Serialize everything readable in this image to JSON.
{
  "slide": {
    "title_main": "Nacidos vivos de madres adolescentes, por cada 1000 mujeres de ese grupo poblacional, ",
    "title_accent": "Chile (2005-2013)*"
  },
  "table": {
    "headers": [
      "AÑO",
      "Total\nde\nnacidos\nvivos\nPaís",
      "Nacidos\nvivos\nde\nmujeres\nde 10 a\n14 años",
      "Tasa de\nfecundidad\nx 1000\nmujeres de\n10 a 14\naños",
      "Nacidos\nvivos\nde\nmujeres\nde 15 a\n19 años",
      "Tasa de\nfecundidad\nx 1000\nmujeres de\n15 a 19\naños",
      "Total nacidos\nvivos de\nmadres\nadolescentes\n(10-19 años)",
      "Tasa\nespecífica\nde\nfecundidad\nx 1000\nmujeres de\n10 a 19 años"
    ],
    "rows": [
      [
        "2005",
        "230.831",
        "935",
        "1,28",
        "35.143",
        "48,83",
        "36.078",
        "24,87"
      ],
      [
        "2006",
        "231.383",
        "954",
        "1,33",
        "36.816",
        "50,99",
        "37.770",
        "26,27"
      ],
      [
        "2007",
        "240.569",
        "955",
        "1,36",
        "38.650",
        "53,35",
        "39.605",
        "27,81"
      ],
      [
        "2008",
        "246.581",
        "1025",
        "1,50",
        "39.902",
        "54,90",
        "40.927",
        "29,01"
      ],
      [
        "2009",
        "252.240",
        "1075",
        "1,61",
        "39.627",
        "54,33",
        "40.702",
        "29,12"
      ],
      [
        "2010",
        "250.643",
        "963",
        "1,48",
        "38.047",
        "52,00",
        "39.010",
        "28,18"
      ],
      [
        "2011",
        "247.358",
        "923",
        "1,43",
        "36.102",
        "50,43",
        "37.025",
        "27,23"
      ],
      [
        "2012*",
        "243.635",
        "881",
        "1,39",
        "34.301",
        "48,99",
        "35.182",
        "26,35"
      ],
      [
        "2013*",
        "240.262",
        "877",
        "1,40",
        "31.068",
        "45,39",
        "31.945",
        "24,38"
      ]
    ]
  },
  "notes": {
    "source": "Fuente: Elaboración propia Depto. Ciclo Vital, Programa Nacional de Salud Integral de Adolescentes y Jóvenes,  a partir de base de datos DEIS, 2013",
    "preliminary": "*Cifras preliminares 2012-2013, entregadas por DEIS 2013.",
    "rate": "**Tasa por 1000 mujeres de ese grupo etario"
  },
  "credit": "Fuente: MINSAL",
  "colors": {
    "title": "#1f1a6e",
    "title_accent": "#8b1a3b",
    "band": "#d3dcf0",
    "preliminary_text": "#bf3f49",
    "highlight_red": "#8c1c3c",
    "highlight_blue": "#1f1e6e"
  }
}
=====
## Aim
Give the number of lines in the material above that have the word "Tasa" in them, and nothing more.

## Written answer
4